» TASK
Count how many lines have the word "this" in them. Reply with that number by itself.

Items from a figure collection
╔══

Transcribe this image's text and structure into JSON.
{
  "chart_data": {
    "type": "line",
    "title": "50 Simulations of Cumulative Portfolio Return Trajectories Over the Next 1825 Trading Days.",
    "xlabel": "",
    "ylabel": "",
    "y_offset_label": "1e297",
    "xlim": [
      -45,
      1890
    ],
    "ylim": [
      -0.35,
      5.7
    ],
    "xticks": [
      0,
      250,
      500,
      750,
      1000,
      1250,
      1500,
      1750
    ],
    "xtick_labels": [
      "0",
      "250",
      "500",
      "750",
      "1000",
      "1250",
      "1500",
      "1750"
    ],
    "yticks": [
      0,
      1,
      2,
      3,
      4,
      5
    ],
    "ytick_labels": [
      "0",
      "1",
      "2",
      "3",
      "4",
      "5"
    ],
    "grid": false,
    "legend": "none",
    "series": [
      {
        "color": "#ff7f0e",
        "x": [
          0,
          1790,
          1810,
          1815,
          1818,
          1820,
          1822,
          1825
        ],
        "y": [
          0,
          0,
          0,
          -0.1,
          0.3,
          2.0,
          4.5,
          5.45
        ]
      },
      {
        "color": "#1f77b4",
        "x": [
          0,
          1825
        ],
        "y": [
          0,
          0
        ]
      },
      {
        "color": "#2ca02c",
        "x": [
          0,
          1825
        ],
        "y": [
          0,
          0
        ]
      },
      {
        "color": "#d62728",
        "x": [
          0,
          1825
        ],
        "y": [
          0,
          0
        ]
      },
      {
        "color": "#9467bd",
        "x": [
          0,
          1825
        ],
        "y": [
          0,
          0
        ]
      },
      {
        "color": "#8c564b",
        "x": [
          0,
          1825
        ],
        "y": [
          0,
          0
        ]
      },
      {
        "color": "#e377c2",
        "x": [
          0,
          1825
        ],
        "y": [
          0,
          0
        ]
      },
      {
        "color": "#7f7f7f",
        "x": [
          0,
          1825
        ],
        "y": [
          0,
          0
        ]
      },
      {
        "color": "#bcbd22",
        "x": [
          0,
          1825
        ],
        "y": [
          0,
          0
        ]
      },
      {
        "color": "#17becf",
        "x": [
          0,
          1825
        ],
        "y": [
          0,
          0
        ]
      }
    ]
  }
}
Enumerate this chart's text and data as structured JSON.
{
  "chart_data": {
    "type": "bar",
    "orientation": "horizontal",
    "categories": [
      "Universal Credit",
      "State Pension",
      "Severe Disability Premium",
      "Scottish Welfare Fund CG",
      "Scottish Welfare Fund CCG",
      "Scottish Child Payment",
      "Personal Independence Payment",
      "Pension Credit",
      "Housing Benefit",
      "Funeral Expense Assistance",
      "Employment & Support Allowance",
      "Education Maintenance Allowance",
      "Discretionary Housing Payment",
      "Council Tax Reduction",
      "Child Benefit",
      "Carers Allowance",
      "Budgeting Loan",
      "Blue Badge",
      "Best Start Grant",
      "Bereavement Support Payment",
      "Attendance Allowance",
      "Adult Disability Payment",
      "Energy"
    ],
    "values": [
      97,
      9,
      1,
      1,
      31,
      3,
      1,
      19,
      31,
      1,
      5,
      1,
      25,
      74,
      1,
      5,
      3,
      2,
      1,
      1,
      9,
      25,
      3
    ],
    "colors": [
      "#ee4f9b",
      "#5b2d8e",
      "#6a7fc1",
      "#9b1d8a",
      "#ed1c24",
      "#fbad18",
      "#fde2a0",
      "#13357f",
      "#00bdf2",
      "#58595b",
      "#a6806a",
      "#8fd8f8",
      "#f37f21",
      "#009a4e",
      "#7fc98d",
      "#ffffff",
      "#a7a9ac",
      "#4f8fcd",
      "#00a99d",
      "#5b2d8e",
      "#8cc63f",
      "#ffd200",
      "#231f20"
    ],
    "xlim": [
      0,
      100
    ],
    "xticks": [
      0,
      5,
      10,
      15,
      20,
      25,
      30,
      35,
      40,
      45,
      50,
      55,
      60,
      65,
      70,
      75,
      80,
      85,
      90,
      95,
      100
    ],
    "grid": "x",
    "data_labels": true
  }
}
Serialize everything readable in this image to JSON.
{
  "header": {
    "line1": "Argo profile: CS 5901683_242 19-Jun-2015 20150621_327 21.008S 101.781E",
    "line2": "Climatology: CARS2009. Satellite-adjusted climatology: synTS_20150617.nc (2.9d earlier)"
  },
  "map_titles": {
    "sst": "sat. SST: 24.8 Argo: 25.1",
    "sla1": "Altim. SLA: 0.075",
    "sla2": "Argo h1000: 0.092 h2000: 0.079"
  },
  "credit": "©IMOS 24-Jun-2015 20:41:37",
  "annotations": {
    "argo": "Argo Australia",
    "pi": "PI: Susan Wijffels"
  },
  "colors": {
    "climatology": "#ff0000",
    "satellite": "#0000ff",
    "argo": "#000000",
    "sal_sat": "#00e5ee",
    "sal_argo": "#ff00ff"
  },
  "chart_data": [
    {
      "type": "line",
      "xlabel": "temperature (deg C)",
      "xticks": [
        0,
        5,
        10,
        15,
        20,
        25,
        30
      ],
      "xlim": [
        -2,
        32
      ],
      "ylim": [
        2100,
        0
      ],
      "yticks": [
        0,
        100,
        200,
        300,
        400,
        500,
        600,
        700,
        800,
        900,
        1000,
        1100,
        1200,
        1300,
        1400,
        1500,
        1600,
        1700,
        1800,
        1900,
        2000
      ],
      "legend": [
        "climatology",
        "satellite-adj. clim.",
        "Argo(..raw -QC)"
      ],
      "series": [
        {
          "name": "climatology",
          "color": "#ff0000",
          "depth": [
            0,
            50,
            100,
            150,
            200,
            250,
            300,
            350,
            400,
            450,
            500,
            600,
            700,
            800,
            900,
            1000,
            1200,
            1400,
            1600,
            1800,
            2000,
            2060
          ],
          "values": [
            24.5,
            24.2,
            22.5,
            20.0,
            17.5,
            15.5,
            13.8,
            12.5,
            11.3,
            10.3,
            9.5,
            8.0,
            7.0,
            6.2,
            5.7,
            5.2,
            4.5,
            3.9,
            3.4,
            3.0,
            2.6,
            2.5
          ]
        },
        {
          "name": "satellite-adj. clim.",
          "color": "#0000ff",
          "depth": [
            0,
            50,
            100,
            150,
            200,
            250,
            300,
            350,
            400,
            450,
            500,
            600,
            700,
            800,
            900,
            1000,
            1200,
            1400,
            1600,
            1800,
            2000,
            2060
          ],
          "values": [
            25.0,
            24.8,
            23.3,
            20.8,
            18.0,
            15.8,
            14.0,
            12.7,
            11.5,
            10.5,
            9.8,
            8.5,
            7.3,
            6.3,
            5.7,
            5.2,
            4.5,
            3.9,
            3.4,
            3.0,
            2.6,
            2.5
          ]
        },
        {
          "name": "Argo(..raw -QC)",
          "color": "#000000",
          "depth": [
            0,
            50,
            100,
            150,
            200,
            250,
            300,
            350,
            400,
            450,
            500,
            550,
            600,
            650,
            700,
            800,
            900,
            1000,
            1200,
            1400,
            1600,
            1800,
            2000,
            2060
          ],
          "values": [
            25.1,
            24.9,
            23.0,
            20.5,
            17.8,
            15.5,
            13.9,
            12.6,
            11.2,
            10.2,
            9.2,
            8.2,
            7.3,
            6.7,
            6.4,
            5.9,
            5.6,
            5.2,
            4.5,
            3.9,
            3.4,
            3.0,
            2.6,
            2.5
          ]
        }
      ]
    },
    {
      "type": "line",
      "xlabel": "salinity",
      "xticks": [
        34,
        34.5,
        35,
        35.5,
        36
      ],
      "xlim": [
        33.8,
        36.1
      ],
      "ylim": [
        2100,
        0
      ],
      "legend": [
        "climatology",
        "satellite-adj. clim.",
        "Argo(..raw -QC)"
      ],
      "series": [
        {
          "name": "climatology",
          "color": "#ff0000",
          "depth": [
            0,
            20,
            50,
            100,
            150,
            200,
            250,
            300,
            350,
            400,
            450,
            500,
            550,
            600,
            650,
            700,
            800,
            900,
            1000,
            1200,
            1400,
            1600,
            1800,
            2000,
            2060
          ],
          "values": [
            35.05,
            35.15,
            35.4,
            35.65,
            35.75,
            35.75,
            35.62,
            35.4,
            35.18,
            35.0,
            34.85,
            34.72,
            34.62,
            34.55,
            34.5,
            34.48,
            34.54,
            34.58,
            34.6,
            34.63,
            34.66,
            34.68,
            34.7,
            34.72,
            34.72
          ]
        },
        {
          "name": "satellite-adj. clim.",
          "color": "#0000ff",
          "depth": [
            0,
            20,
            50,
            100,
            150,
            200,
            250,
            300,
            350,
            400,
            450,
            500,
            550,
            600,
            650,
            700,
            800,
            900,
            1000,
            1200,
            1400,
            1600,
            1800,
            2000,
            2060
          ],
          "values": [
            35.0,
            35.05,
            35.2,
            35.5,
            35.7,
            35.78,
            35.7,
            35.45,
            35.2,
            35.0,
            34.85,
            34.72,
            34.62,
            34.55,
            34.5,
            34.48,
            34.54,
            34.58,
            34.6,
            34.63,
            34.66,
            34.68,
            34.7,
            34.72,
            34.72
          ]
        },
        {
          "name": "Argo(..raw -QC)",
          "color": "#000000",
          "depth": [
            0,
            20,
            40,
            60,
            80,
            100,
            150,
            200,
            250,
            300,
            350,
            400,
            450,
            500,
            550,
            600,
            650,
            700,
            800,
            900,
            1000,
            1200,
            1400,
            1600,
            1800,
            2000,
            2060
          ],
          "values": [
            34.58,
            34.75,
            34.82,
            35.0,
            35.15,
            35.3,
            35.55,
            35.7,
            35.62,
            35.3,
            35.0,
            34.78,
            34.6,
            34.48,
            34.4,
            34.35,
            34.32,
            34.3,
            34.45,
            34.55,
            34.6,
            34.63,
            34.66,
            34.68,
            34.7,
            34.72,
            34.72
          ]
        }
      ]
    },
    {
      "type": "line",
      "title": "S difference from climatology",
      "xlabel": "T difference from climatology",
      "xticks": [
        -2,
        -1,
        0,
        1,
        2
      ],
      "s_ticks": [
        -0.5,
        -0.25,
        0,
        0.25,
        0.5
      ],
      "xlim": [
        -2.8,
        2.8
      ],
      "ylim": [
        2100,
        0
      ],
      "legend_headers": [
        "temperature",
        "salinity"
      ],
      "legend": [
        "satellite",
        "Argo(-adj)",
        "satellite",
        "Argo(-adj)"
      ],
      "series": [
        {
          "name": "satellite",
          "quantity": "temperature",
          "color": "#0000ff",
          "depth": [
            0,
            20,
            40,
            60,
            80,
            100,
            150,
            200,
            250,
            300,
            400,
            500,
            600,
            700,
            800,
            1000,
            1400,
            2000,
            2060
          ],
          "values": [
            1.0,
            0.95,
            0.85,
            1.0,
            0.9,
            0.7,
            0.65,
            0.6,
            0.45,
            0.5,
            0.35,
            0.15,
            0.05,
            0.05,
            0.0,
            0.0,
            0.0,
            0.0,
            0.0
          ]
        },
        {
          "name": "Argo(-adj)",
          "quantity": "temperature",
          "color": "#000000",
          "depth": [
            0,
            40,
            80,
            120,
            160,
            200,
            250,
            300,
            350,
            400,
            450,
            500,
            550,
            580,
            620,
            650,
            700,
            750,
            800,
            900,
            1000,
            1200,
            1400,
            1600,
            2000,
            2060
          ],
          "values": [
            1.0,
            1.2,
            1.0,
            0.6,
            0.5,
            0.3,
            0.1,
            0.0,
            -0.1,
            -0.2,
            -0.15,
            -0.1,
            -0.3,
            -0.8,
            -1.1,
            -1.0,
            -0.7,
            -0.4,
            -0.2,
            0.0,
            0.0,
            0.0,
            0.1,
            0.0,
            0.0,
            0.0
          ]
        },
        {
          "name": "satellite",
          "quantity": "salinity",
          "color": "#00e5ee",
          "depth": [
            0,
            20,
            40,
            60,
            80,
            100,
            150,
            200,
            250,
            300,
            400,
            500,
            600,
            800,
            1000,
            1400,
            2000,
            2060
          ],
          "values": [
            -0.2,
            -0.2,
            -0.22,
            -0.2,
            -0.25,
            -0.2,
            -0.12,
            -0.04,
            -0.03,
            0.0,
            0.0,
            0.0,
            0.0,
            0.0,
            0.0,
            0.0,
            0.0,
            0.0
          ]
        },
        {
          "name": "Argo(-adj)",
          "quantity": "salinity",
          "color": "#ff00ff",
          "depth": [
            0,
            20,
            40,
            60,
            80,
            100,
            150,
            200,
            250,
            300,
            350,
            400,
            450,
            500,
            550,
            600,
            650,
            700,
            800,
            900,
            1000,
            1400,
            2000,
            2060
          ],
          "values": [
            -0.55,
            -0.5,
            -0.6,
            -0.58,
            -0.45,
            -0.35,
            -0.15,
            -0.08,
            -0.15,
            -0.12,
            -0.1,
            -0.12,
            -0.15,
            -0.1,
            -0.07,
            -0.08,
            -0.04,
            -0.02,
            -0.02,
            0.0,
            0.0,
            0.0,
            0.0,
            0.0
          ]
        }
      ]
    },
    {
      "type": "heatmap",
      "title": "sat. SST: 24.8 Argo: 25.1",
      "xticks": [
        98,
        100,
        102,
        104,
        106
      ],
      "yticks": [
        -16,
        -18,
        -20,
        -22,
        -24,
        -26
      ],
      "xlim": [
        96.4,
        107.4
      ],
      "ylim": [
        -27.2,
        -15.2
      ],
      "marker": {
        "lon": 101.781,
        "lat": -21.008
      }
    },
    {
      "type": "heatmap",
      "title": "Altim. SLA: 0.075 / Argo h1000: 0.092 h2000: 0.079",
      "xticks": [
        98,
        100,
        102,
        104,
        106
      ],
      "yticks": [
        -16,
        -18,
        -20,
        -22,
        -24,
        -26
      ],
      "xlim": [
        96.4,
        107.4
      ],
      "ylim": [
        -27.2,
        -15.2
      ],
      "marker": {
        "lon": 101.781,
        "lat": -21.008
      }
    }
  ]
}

╚══

» EXERCISE OUTPUT
3